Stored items
* * * * * * * * *
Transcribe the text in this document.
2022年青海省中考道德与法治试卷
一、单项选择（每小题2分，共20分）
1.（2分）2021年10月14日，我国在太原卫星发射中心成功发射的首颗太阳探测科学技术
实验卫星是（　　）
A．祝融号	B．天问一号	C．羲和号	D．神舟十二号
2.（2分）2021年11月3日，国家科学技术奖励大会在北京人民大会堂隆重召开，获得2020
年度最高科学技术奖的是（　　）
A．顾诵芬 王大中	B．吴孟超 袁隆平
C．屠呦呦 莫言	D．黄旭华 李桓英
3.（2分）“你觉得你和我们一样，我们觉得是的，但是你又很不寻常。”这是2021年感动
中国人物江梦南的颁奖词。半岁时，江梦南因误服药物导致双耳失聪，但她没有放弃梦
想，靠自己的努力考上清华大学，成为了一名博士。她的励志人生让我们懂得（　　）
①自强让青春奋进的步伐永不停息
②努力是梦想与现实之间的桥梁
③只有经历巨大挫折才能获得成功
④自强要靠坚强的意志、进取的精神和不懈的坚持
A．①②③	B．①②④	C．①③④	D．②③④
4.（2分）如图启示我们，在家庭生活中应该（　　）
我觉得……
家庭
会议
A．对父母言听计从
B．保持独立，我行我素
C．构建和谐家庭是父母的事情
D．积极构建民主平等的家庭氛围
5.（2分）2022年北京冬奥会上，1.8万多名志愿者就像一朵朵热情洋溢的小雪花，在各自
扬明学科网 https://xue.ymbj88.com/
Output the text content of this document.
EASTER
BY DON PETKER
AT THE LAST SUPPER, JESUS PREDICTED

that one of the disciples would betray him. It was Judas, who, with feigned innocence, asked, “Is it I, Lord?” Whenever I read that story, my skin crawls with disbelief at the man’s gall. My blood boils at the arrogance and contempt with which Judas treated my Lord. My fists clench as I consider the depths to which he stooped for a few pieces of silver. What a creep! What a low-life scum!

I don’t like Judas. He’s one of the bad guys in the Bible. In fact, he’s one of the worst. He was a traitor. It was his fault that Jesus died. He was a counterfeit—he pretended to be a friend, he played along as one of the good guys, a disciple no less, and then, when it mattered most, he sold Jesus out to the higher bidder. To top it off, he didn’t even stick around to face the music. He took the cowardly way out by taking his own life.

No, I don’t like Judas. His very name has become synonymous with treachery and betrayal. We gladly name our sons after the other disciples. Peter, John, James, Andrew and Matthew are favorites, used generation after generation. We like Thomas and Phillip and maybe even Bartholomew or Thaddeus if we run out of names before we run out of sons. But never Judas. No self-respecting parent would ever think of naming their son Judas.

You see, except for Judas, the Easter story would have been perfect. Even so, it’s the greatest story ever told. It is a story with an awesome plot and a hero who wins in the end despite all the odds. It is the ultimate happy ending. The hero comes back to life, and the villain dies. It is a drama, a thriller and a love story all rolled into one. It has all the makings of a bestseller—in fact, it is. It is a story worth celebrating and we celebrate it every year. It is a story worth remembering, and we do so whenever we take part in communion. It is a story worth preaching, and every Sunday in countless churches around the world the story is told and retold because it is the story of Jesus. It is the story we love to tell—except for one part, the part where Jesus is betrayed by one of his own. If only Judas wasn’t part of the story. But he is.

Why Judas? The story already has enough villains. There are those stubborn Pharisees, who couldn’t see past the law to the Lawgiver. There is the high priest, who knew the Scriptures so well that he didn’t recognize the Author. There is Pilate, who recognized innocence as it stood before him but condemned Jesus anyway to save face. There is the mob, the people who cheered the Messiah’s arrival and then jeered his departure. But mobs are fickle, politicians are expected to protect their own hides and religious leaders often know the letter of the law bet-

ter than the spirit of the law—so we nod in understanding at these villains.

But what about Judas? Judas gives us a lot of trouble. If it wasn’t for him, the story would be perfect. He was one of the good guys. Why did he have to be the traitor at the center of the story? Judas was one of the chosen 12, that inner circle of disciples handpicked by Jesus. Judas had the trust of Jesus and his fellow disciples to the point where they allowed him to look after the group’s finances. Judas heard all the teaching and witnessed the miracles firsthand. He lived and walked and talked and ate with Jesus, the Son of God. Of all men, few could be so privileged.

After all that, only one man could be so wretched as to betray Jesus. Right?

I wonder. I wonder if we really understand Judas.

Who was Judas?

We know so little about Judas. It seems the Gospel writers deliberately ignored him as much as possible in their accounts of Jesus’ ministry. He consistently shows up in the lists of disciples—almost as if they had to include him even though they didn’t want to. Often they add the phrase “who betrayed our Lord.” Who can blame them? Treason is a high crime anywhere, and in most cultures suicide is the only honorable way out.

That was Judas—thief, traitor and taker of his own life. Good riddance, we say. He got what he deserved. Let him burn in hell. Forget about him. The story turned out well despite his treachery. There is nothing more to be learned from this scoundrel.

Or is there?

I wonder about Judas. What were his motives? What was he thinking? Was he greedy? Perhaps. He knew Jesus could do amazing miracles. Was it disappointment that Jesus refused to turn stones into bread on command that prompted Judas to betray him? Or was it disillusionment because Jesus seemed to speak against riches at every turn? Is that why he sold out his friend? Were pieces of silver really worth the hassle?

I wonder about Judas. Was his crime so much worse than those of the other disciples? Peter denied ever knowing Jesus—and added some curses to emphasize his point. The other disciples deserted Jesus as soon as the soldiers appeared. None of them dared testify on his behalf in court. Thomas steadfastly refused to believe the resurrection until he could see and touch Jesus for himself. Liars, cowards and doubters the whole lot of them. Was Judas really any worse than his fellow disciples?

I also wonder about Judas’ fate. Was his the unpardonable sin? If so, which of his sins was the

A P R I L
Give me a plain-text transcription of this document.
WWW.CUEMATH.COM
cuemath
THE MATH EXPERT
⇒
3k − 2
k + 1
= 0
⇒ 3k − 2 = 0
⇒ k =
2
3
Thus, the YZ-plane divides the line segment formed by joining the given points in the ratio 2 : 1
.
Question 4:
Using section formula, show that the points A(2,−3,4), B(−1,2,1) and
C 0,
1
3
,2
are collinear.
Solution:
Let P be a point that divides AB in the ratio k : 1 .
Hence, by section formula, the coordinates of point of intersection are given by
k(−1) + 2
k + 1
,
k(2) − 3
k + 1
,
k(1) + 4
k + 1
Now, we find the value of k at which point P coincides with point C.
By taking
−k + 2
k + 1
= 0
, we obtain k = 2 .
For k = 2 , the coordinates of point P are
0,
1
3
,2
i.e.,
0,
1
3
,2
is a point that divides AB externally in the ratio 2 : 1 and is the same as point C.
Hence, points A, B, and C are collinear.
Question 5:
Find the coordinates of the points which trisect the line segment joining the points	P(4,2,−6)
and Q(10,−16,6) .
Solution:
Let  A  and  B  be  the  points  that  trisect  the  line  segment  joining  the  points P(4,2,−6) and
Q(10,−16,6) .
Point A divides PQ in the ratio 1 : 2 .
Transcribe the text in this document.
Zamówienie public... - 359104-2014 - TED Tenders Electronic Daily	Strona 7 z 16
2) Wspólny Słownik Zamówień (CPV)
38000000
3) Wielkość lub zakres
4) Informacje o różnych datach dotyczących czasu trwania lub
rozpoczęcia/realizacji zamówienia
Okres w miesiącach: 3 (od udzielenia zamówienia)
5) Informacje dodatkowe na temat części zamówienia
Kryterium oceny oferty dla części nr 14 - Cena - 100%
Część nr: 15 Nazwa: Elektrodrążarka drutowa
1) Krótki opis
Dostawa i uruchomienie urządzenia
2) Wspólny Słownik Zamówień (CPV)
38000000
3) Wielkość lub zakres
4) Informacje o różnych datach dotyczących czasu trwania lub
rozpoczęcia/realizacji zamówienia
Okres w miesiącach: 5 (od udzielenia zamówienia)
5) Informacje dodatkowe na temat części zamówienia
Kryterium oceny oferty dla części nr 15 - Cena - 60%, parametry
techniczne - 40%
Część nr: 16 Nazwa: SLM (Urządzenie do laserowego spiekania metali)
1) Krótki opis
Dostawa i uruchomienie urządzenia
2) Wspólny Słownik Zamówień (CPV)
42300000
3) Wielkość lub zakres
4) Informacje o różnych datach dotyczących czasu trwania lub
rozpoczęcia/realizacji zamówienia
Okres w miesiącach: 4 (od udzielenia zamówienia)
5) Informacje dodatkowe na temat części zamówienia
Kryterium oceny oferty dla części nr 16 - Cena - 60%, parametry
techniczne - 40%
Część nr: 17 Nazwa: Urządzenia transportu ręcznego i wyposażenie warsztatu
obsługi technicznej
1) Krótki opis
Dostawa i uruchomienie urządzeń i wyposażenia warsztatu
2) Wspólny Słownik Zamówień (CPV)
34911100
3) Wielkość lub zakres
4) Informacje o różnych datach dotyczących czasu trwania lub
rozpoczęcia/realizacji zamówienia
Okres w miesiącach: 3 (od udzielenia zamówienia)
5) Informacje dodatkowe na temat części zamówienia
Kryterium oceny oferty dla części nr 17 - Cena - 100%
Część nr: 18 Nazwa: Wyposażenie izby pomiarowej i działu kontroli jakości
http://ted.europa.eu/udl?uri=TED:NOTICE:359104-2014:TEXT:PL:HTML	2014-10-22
* * * * * * * * *
Say the number of lines in the records above that include the string "much", and no more.

2